**YOUR TASK**
Copy every line in the items below verbatim, keeping each one as it appears.

[Stored data]
__________

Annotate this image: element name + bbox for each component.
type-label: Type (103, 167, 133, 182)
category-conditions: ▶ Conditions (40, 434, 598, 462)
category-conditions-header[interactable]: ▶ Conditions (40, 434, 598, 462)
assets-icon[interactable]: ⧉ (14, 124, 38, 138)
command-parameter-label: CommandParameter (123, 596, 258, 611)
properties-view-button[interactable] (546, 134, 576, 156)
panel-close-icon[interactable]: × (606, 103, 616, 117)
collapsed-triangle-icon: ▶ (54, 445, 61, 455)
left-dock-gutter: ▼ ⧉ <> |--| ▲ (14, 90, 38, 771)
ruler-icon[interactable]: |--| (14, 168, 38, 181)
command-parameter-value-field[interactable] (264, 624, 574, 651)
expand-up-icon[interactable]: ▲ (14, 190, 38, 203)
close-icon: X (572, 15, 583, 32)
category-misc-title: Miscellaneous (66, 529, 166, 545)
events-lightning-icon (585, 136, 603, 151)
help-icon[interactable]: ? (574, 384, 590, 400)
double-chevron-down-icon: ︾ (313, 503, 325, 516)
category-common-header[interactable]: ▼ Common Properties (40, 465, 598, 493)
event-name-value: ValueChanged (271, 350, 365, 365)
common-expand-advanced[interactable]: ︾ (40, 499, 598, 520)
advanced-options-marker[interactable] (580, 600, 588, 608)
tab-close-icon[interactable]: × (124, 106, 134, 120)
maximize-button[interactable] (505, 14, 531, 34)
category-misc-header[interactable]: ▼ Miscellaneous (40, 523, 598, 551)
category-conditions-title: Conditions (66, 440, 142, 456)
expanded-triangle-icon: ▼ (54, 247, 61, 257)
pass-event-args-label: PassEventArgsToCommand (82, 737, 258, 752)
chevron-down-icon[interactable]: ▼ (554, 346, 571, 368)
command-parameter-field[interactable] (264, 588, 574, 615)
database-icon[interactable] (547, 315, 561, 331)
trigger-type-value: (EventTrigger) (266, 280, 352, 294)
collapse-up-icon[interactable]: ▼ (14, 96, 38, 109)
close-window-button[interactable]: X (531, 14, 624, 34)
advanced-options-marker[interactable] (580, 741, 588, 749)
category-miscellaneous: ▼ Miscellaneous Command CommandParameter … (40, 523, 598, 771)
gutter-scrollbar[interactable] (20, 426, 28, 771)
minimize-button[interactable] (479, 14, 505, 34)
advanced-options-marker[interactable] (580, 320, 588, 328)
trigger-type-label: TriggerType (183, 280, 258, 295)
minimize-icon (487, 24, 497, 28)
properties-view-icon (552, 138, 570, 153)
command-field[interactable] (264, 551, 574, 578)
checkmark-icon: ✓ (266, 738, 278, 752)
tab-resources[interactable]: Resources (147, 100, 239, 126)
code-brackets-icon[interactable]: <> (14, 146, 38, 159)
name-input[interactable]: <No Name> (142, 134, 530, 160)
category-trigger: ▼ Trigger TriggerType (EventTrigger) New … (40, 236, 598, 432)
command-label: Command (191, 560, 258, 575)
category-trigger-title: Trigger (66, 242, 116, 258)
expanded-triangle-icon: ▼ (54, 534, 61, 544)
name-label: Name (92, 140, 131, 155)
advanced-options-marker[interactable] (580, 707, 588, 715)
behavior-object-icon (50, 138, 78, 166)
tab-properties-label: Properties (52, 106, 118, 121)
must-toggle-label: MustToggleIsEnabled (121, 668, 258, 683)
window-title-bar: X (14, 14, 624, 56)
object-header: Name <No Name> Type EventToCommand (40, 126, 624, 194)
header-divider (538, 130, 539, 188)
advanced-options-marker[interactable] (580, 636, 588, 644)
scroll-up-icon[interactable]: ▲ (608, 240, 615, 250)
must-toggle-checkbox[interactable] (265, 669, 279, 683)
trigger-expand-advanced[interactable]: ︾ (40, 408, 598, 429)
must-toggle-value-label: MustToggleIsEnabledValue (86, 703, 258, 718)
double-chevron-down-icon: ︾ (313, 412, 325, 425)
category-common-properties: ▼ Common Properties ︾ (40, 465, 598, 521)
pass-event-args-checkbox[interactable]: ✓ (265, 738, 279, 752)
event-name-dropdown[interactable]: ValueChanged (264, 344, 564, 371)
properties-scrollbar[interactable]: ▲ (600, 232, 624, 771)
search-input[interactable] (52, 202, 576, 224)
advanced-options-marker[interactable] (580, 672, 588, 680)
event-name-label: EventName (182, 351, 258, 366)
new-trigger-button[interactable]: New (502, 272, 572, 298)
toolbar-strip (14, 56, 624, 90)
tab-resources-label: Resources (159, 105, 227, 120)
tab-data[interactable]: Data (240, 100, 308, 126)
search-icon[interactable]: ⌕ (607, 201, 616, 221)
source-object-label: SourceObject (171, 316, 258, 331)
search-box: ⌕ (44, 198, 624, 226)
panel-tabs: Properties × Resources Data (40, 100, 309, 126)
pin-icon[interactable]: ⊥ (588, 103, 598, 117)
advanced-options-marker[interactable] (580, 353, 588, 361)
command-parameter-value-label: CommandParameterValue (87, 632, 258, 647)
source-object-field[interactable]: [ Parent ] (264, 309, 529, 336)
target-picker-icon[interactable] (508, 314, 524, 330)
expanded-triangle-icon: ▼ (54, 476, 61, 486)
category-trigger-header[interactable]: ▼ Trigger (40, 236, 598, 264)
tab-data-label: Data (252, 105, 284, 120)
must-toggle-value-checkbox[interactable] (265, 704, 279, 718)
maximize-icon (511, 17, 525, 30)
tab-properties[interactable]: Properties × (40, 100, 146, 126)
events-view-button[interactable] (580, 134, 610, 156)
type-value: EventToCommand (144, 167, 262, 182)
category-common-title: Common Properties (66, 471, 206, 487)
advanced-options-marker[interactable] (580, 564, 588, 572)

__________

**EXERCISE RESULT**
Annotate this image: element name + bbox for each component.
type-label: Type (103, 167, 133, 182)
category-conditions: ▶ Conditions (40, 434, 598, 462)
category-conditions-header[interactable]: ▶ Conditions (40, 434, 598, 462)
assets-icon[interactable]: ⧉ (14, 124, 38, 138)
command-parameter-label: CommandParameter (123, 596, 258, 611)
properties-view-button[interactable] (546, 134, 576, 156)
panel-close-icon[interactable]: × (606, 103, 616, 117)
collapsed-triangle-icon: ▶ (54, 445, 61, 455)
left-dock-gutter: ▼ ⧉ <> |--| ▲ (14, 90, 38, 771)
ruler-icon[interactable]: |--| (14, 168, 38, 181)
command-parameter-value-field[interactable] (264, 624, 574, 651)
expand-up-icon[interactable]: ▲ (14, 190, 38, 203)
close-icon: X (572, 15, 583, 32)
category-misc-title: Miscellaneous (66, 529, 166, 545)
events-lightning-icon (585, 136, 603, 151)
help-icon[interactable]: ? (574, 384, 590, 400)
double-chevron-down-icon: ︾ (313, 503, 325, 516)
category-common-header[interactable]: ▼ Common Properties (40, 465, 598, 493)
event-name-value: ValueChanged (271, 350, 365, 365)
common-expand-advanced[interactable]: ︾ (40, 499, 598, 520)
advanced-options-marker[interactable] (580, 600, 588, 608)
tab-close-icon[interactable]: × (124, 106, 134, 120)
maximize-button[interactable] (505, 14, 531, 34)
category-misc-header[interactable]: ▼ Miscellaneous (40, 523, 598, 551)
category-conditions-title: Conditions (66, 440, 142, 456)
expanded-triangle-icon: ▼ (54, 247, 61, 257)
pass-event-args-label: PassEventArgsToCommand (82, 737, 258, 752)
chevron-down-icon[interactable]: ▼ (554, 346, 571, 368)
command-parameter-field[interactable] (264, 588, 574, 615)
database-icon[interactable] (547, 315, 561, 331)
trigger-type-value: (EventTrigger) (266, 280, 352, 294)
collapse-up-icon[interactable]: ▼ (14, 96, 38, 109)
close-window-button[interactable]: X (531, 14, 624, 34)
advanced-options-marker[interactable] (580, 741, 588, 749)
category-miscellaneous: ▼ Miscellaneous Command CommandParameter … (40, 523, 598, 771)
gutter-scrollbar[interactable] (20, 426, 28, 771)
minimize-button[interactable] (479, 14, 505, 34)
advanced-options-marker[interactable] (580, 320, 588, 328)
trigger-type-label: TriggerType (183, 280, 258, 295)
minimize-icon (487, 24, 497, 28)
properties-view-icon (552, 138, 570, 153)
command-field[interactable] (264, 551, 574, 578)
checkmark-icon: ✓ (266, 738, 278, 752)
tab-resources[interactable]: Resources (147, 100, 239, 126)
code-brackets-icon[interactable]: <> (14, 146, 38, 159)
name-input[interactable]: <No Name> (142, 134, 530, 160)
category-trigger: ▼ Trigger TriggerType (EventTrigger) New … (40, 236, 598, 432)
command-label: Command (191, 560, 258, 575)
category-trigger-title: Trigger (66, 242, 116, 258)
expanded-triangle-icon: ▼ (54, 534, 61, 544)
name-label: Name (92, 140, 131, 155)
advanced-options-marker[interactable] (580, 707, 588, 715)
behavior-object-icon (50, 138, 78, 166)
tab-properties-label: Properties (52, 106, 118, 121)
must-toggle-label: MustToggleIsEnabled (121, 668, 258, 683)
window-title-bar: X (14, 14, 624, 56)
object-header: Name <No Name> Type EventToCommand (40, 126, 624, 194)
header-divider (538, 130, 539, 188)
advanced-options-marker[interactable] (580, 636, 588, 644)
scroll-up-icon[interactable]: ▲ (608, 240, 615, 250)
must-toggle-checkbox[interactable] (265, 669, 279, 683)
trigger-expand-advanced[interactable]: ︾ (40, 408, 598, 429)
must-toggle-value-label: MustToggleIsEnabledValue (86, 703, 258, 718)
double-chevron-down-icon: ︾ (313, 412, 325, 425)
category-common-properties: ▼ Common Properties ︾ (40, 465, 598, 521)
pass-event-args-checkbox[interactable]: ✓ (265, 738, 279, 752)
event-name-dropdown[interactable]: ValueChanged (264, 344, 564, 371)
properties-scrollbar[interactable]: ▲ (600, 232, 624, 771)
search-input[interactable] (52, 202, 576, 224)
advanced-options-marker[interactable] (580, 672, 588, 680)
event-name-label: EventName (182, 351, 258, 366)
new-trigger-button[interactable]: New (502, 272, 572, 298)
toolbar-strip (14, 56, 624, 90)
tab-resources-label: Resources (159, 105, 227, 120)
tab-data[interactable]: Data (240, 100, 308, 126)
search-icon[interactable]: ⌕ (607, 201, 616, 221)
source-object-label: SourceObject (171, 316, 258, 331)
search-box: ⌕ (44, 198, 624, 226)
panel-tabs: Properties × Resources Data (40, 100, 309, 126)
pin-icon[interactable]: ⊥ (588, 103, 598, 117)
advanced-options-marker[interactable] (580, 353, 588, 361)
command-parameter-value-label: CommandParameterValue (87, 632, 258, 647)
source-object-field[interactable]: [ Parent ] (264, 309, 529, 336)
target-picker-icon[interactable] (508, 314, 524, 330)
expanded-triangle-icon: ▼ (54, 476, 61, 486)
category-trigger-header[interactable]: ▼ Trigger (40, 236, 598, 264)
tab-data-label: Data (252, 105, 284, 120)
must-toggle-value-checkbox[interactable] (265, 704, 279, 718)
maximize-icon (511, 17, 525, 30)
tab-properties[interactable]: Properties × (40, 100, 146, 126)
events-view-button[interactable] (580, 134, 610, 156)
type-value: EventToCommand (144, 167, 262, 182)
category-common-title: Common Properties (66, 471, 206, 487)
advanced-options-marker[interactable] (580, 564, 588, 572)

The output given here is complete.